[STATED PROBLEM]: Can you reproduce, character for character, the lines from the one containing "region-label-uva: UVA — [636, 268, 669, 285]" through the one containing "range-arrowhead-right — [859, 306, 869, 316]", including both of those lines?

[ITEMS]:
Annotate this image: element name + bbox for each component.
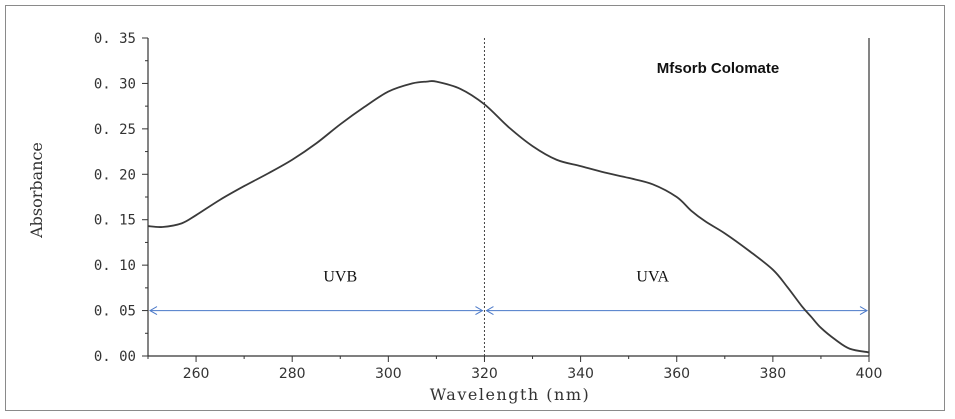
region-label-uva: UVA — [636, 268, 669, 285]
range-arrowhead-left — [148, 306, 158, 316]
chart-frame — [5, 5, 945, 411]
x-axis: 260 280 300 320 340 360 380 400 — [147, 38, 883, 382]
x-axis-title: Wavelength (nm) — [430, 385, 591, 404]
absorbance-series-line — [147, 80, 870, 354]
x-tick-label: 260 — [183, 366, 210, 382]
range-arrowhead-right — [859, 306, 869, 316]
y-tick-label: 0. 30 — [94, 76, 136, 92]
y-tick-label: 0. 00 — [94, 349, 136, 365]
y-tick-label: 0. 20 — [94, 167, 136, 183]
chart-title: Mfsorb Colomate — [657, 60, 780, 77]
annotations: UVB UVA — [148, 38, 869, 356]
y-axis: 0. 00 0. 05 0. 10 0. 15 0. 20 0. 25 0. 30 0. 35 — [94, 31, 149, 365]
series-group — [147, 80, 870, 354]
y-tick-label: 0. 25 — [94, 122, 136, 138]
x-tick-label: 380 — [759, 366, 786, 382]
x-tick-label: 320 — [471, 366, 498, 382]
y-tick-label: 0. 35 — [94, 31, 136, 47]
y-axis-title: Absorbance — [27, 142, 46, 239]
y-tick-label: 0. 10 — [94, 258, 136, 274]
y-tick-label: 0. 05 — [94, 304, 136, 320]
x-tick-label: 360 — [663, 366, 690, 382]
x-tick-label: 340 — [567, 366, 594, 382]
range-arrowhead-left — [485, 306, 494, 316]
range-arrowhead-right — [475, 306, 484, 316]
x-tick-label: 280 — [279, 366, 306, 382]
x-tick-label: 300 — [375, 366, 402, 382]
region-label-uvb: UVB — [323, 268, 357, 285]
y-tick-label: 0. 15 — [94, 213, 136, 229]
x-tick-label: 400 — [856, 366, 883, 382]
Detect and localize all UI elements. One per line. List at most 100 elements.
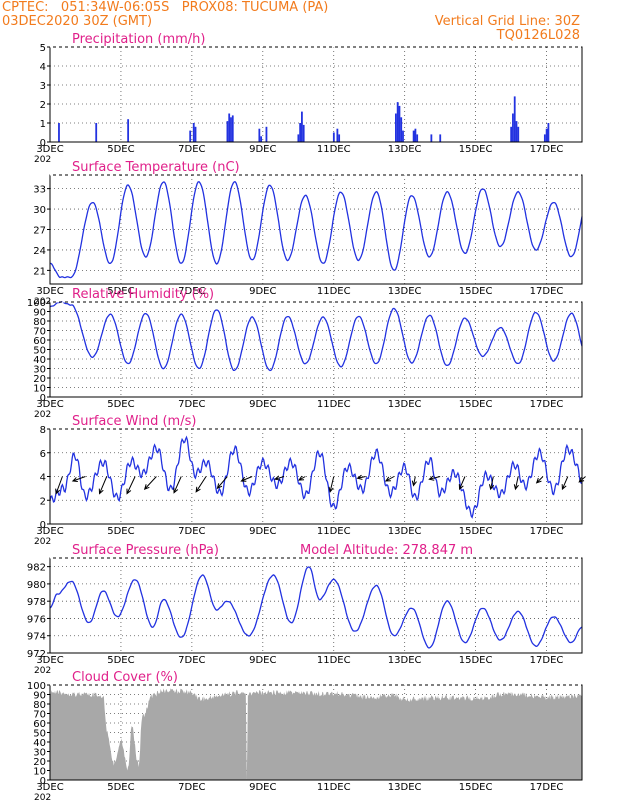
cloud-xtick-label: 5DEC xyxy=(107,782,134,793)
wind-ytick-label: 2 xyxy=(40,496,46,507)
station-header: CPTEC: 051:34W-06:05S PROX08: TUCUMA (PA… xyxy=(2,0,329,15)
precip-bar xyxy=(510,126,513,142)
cloud-ytick-label: 50 xyxy=(33,729,46,740)
precip-bar xyxy=(395,113,397,142)
rh-ytick-label: 0 xyxy=(40,393,46,404)
cloud-year-label: 202 xyxy=(34,793,51,800)
rh-xtick-label: 11DEC xyxy=(317,399,351,410)
wind-vector-arrow xyxy=(328,476,335,493)
precip-bar xyxy=(416,134,419,142)
wind-line xyxy=(49,435,583,519)
precip-frame xyxy=(49,46,583,143)
cloud-xtick-label: 17DEC xyxy=(530,782,564,793)
wind-vector-arrow xyxy=(411,476,417,487)
precip-panel xyxy=(47,46,583,143)
wind-vector-arrow xyxy=(195,476,207,493)
temp-ytick-label: 24 xyxy=(33,246,46,257)
temp-xtick-label: 9DEC xyxy=(249,286,276,297)
precip-ytick-label: 3 xyxy=(40,81,46,92)
pres-xtick-label: 17DEC xyxy=(530,655,564,666)
pres-ytick-label: 974 xyxy=(27,632,46,643)
precip-bar xyxy=(338,134,341,142)
wind-xtick-label: 11DEC xyxy=(317,526,351,537)
rh-xtick-label: 13DEC xyxy=(388,399,422,410)
wind-xtick-label: 17DEC xyxy=(530,526,564,537)
pres-ytick-label: 982 xyxy=(27,563,46,574)
temp-xtick-label: 7DEC xyxy=(178,286,205,297)
temp-ytick-label: 33 xyxy=(33,185,46,196)
precip-bar xyxy=(192,123,195,142)
precip-bar xyxy=(231,115,234,142)
cloud-xtick-label: 3DEC xyxy=(36,782,63,793)
cloud-xtick-label: 7DEC xyxy=(178,782,205,793)
wind-vector-arrow xyxy=(535,476,544,484)
wind-vector-arrow xyxy=(384,476,395,482)
cloud-ytick-label: 80 xyxy=(33,700,46,711)
precip-xtick-label: 17DEC xyxy=(530,144,564,155)
cloud-panel xyxy=(47,684,583,781)
wind-vector-arrow xyxy=(240,476,253,482)
wind-ytick-label: 8 xyxy=(40,425,46,436)
precip-bar xyxy=(58,123,60,142)
precip-bar xyxy=(439,134,442,142)
rh-xtick-label: 17DEC xyxy=(530,399,564,410)
precip-bar xyxy=(127,119,130,142)
rh-xtick-label: 15DEC xyxy=(459,399,493,410)
temp-xtick-label: 11DEC xyxy=(317,286,351,297)
precip-bar xyxy=(400,117,403,142)
wind-vector-arrow xyxy=(126,476,136,495)
cloud-ytick-label: 70 xyxy=(33,710,46,721)
wind-vector-arrow xyxy=(55,476,63,495)
cloud-xtick-label: 15DEC xyxy=(459,782,493,793)
precip-bar xyxy=(258,128,261,142)
temp-xtick-label: 5DEC xyxy=(107,286,134,297)
pres-xtick-label: 9DEC xyxy=(249,655,276,666)
rh-xtick-label: 9DEC xyxy=(249,399,276,410)
rh-ytick-label: 10 xyxy=(33,384,46,395)
wind-xtick-label: 3DEC xyxy=(36,526,63,537)
cloud-xtick-label: 9DEC xyxy=(249,782,276,793)
pres-year-label: 202 xyxy=(34,666,51,676)
wind-xtick-label: 13DEC xyxy=(388,526,422,537)
pres-xtick-label: 15DEC xyxy=(459,655,493,666)
wind-title: Surface Wind (m/s) xyxy=(72,414,196,429)
temp-ytick-label: 21 xyxy=(33,266,46,277)
wind-vector-arrow xyxy=(513,476,519,491)
precip-ytick-label: 0 xyxy=(40,138,46,149)
precip-title: Precipitation (mm/h) xyxy=(72,32,205,47)
cloud-ytick-label: 40 xyxy=(33,738,46,749)
pres-xtick-label: 3DEC xyxy=(36,655,63,666)
precip-bar xyxy=(517,126,520,142)
rh-year-label: 202 xyxy=(34,410,51,420)
pres-subtitle: Model Altitude: 278.847 m xyxy=(300,543,473,558)
precip-xtick-label: 3DEC xyxy=(36,144,63,155)
wind-vector-arrow xyxy=(273,475,285,481)
precip-bar xyxy=(189,130,192,142)
pres-ytick-label: 980 xyxy=(27,580,46,591)
rh-ytick-label: 100 xyxy=(27,298,46,309)
precip-bar xyxy=(396,102,399,142)
run-code: TQ0126L028 xyxy=(496,28,580,43)
precip-bar xyxy=(512,113,514,142)
wind-xtick-label: 7DEC xyxy=(178,526,205,537)
precip-bar xyxy=(299,123,302,142)
wind-xtick-label: 5DEC xyxy=(107,526,134,537)
precip-bar xyxy=(228,113,231,142)
wind-ytick-label: 0 xyxy=(40,520,46,531)
precip-ytick-label: 2 xyxy=(40,100,46,111)
cloud-title: Cloud Cover (%) xyxy=(72,670,178,685)
temp-year-label: 202 xyxy=(34,297,51,307)
precip-bar xyxy=(547,123,550,142)
precip-bar xyxy=(230,117,232,142)
wind-ytick-label: 4 xyxy=(40,473,46,484)
temp-ytick-label: 27 xyxy=(33,226,46,237)
rh-line xyxy=(49,301,583,372)
rh-ytick-label: 30 xyxy=(33,365,46,376)
precip-bar xyxy=(302,124,305,142)
precip-bar xyxy=(226,121,229,142)
wind-vector-arrow xyxy=(71,476,86,483)
precip-xtick-label: 9DEC xyxy=(249,144,276,155)
wind-vector-arrow xyxy=(298,475,306,481)
wind-vector-arrow xyxy=(356,474,366,480)
precip-xtick-label: 7DEC xyxy=(178,144,205,155)
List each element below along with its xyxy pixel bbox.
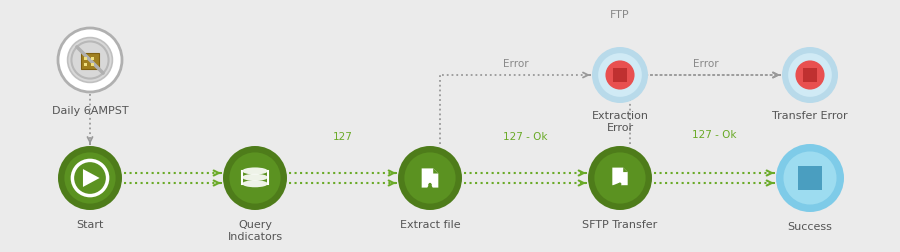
Circle shape: [230, 152, 281, 204]
Circle shape: [68, 38, 112, 82]
Ellipse shape: [242, 167, 268, 174]
Polygon shape: [612, 168, 627, 185]
Ellipse shape: [242, 174, 268, 181]
Text: Error: Error: [693, 59, 719, 69]
Text: Extract file: Extract file: [400, 220, 460, 230]
Text: 127: 127: [333, 132, 353, 142]
Circle shape: [588, 146, 652, 210]
Text: 127 - Ok: 127 - Ok: [503, 132, 547, 142]
Polygon shape: [623, 168, 627, 172]
Circle shape: [784, 151, 836, 205]
FancyBboxPatch shape: [798, 166, 822, 190]
Circle shape: [58, 28, 122, 92]
Text: SFTP Transfer: SFTP Transfer: [582, 220, 658, 230]
Text: Daily 6AMPST: Daily 6AMPST: [51, 106, 129, 116]
Text: Error: Error: [503, 59, 529, 69]
FancyBboxPatch shape: [84, 57, 87, 60]
Circle shape: [398, 146, 462, 210]
Circle shape: [594, 152, 645, 204]
Circle shape: [223, 146, 287, 210]
Circle shape: [65, 152, 115, 204]
FancyBboxPatch shape: [84, 62, 87, 66]
FancyBboxPatch shape: [803, 68, 817, 82]
FancyBboxPatch shape: [91, 62, 94, 66]
Circle shape: [606, 60, 634, 89]
Text: Start: Start: [76, 220, 104, 230]
Polygon shape: [433, 168, 438, 174]
Circle shape: [776, 144, 844, 212]
Circle shape: [796, 60, 824, 89]
Text: Query
Indicators: Query Indicators: [228, 220, 283, 242]
Polygon shape: [83, 169, 100, 187]
Ellipse shape: [242, 180, 268, 187]
Text: Extraction
Error: Extraction Error: [591, 111, 649, 133]
Text: Success: Success: [788, 222, 832, 232]
Circle shape: [782, 47, 838, 103]
Circle shape: [404, 152, 455, 204]
Text: FTP: FTP: [610, 10, 630, 20]
Text: Transfer Error: Transfer Error: [772, 111, 848, 121]
Circle shape: [592, 47, 648, 103]
Polygon shape: [422, 168, 438, 187]
FancyBboxPatch shape: [81, 53, 99, 69]
Circle shape: [58, 146, 122, 210]
Text: 127 - Ok: 127 - Ok: [692, 130, 736, 140]
FancyBboxPatch shape: [613, 68, 627, 82]
FancyBboxPatch shape: [91, 57, 94, 60]
Circle shape: [788, 53, 832, 97]
Circle shape: [598, 53, 642, 97]
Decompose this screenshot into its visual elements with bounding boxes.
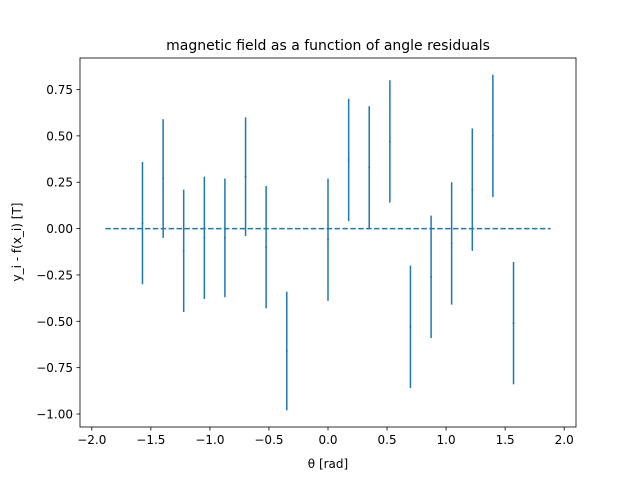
data-point-2 bbox=[182, 249, 185, 252]
data-point-5 bbox=[244, 175, 247, 178]
data-point-14 bbox=[450, 242, 453, 245]
data-point-13 bbox=[430, 275, 433, 278]
x-tick-label-1: −1.5 bbox=[136, 433, 165, 447]
y-tick-label-0: −1.00 bbox=[36, 408, 73, 422]
data-point-10 bbox=[368, 166, 371, 169]
plot-area bbox=[79, 57, 577, 428]
data-marks bbox=[105, 74, 551, 411]
data-point-12 bbox=[409, 325, 412, 328]
x-tick-label-0: −2.0 bbox=[77, 433, 106, 447]
data-point-9 bbox=[347, 158, 350, 161]
x-tick-label-8: 2.0 bbox=[555, 433, 574, 447]
y-tick-label-7: 0.75 bbox=[46, 83, 73, 97]
y-tick-label-6: 0.50 bbox=[46, 129, 73, 143]
x-tick-label-4: 0.0 bbox=[318, 433, 337, 447]
y-tick-label-3: −0.25 bbox=[36, 268, 73, 282]
x-tick-label-3: −0.5 bbox=[254, 433, 283, 447]
data-point-3 bbox=[203, 236, 206, 239]
data-point-0 bbox=[141, 222, 144, 225]
y-axis: −1.00 −0.75 −0.50 −0.25 0.00 0.25 0.50 0.75 bbox=[36, 83, 80, 422]
data-point-16 bbox=[491, 134, 494, 137]
x-tick-label-6: 1.0 bbox=[437, 433, 456, 447]
x-axis: −2.0 −1.5 −1.0 −0.5 0.0 0.5 1.0 1.5 2.0 bbox=[77, 427, 574, 447]
data-point-11 bbox=[388, 140, 391, 143]
data-point-4 bbox=[223, 236, 226, 239]
y-tick-label-4: 0.00 bbox=[46, 222, 73, 236]
data-point-6 bbox=[265, 246, 268, 249]
x-axis-label: θ [rad] bbox=[308, 457, 348, 471]
data-point-8 bbox=[327, 238, 329, 241]
x-tick-label-7: 1.5 bbox=[496, 433, 515, 447]
y-tick-label-1: −0.75 bbox=[36, 361, 73, 375]
data-point-17 bbox=[512, 322, 515, 325]
y-axis-label: y_i - f(x_i) [T] bbox=[10, 203, 24, 282]
chart-title: magnetic field as a function of angle re… bbox=[166, 38, 490, 54]
y-tick-label-2: −0.50 bbox=[36, 315, 73, 329]
data-point-1 bbox=[162, 177, 165, 180]
data-point-15 bbox=[471, 188, 474, 191]
data-point-7 bbox=[285, 349, 288, 352]
x-tick-label-2: −1.0 bbox=[195, 433, 224, 447]
y-tick-label-5: 0.25 bbox=[46, 176, 73, 190]
x-tick-label-5: 0.5 bbox=[378, 433, 397, 447]
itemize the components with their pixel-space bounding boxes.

[SOLUTION TO THE PROBLEM]:
region-label-uva: UVA — [636, 268, 669, 285]
range-arrowhead-left — [148, 306, 158, 316]
chart-frame — [5, 5, 945, 411]
x-axis: 260 280 300 320 340 360 380 400 — [147, 38, 883, 382]
x-axis-title: Wavelength (nm) — [430, 385, 591, 404]
absorbance-series-line — [147, 80, 870, 354]
x-tick-label: 260 — [183, 366, 210, 382]
range-arrowhead-right — [859, 306, 869, 316]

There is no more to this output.